What needs to be done: From the listing below, pull out every line where the string "lstopo" appears.

Supplied entries:
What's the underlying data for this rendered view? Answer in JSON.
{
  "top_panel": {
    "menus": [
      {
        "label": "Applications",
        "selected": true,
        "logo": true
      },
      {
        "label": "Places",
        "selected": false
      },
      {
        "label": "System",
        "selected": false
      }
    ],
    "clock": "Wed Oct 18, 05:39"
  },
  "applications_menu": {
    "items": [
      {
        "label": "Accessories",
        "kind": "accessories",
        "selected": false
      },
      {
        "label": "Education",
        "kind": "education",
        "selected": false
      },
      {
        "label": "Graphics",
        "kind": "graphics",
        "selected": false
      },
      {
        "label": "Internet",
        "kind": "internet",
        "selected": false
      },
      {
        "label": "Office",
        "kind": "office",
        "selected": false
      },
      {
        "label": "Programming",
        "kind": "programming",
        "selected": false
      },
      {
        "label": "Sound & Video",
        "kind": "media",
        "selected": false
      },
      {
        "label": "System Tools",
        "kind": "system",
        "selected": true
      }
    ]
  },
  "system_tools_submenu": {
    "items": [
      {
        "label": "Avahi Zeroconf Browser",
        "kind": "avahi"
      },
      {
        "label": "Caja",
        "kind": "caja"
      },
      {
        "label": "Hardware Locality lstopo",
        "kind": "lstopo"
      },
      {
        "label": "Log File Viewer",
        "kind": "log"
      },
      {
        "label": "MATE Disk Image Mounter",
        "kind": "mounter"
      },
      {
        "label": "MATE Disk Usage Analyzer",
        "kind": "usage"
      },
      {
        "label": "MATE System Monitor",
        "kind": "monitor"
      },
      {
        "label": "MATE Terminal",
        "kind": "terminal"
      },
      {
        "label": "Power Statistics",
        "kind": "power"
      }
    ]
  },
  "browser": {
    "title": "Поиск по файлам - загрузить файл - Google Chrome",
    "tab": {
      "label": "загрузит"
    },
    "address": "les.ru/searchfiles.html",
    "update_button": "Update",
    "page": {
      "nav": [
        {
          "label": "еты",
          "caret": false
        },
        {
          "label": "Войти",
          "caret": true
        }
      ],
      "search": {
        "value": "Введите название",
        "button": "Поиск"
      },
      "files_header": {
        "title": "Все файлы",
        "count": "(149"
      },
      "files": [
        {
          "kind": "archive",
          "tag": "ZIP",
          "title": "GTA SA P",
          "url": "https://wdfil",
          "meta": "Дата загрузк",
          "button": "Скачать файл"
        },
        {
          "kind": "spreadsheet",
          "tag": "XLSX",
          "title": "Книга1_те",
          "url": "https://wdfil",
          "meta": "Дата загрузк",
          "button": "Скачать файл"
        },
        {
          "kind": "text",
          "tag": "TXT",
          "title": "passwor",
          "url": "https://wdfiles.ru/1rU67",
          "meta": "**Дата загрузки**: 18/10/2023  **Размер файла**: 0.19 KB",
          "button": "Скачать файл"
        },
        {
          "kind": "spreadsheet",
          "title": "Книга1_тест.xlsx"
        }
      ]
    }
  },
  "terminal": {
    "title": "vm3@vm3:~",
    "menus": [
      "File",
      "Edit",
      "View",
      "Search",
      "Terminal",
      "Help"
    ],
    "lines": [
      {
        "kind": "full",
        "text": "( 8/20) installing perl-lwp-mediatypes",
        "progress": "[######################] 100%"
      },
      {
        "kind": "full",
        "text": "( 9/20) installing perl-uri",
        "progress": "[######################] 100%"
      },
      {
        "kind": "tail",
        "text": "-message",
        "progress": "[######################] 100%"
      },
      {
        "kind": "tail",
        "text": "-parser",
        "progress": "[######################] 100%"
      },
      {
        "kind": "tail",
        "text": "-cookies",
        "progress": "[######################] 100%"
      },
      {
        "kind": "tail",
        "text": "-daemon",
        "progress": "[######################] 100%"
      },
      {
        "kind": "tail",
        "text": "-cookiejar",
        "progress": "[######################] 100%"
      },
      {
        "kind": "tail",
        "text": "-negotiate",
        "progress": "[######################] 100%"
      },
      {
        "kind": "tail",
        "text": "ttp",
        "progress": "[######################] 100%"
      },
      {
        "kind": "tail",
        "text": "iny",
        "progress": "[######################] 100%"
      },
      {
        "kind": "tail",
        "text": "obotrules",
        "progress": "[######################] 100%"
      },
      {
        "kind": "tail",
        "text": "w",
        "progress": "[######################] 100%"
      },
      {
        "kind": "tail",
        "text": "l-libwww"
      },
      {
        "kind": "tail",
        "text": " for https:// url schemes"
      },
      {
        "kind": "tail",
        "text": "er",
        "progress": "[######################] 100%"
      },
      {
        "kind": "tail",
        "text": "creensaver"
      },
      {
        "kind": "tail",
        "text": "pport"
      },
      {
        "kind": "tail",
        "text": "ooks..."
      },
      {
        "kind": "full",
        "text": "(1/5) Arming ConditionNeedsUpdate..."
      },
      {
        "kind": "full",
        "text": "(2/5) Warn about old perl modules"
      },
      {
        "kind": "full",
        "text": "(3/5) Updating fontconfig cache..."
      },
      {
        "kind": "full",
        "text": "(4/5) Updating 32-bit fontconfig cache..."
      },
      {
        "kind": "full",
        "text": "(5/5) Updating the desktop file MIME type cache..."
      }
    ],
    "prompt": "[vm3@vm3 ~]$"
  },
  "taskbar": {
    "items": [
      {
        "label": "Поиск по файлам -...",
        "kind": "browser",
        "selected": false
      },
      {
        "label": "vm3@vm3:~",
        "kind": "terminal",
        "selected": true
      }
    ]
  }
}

Final result:
        "label": "Hardware Locality lstopo",
        "kind": "lstopo"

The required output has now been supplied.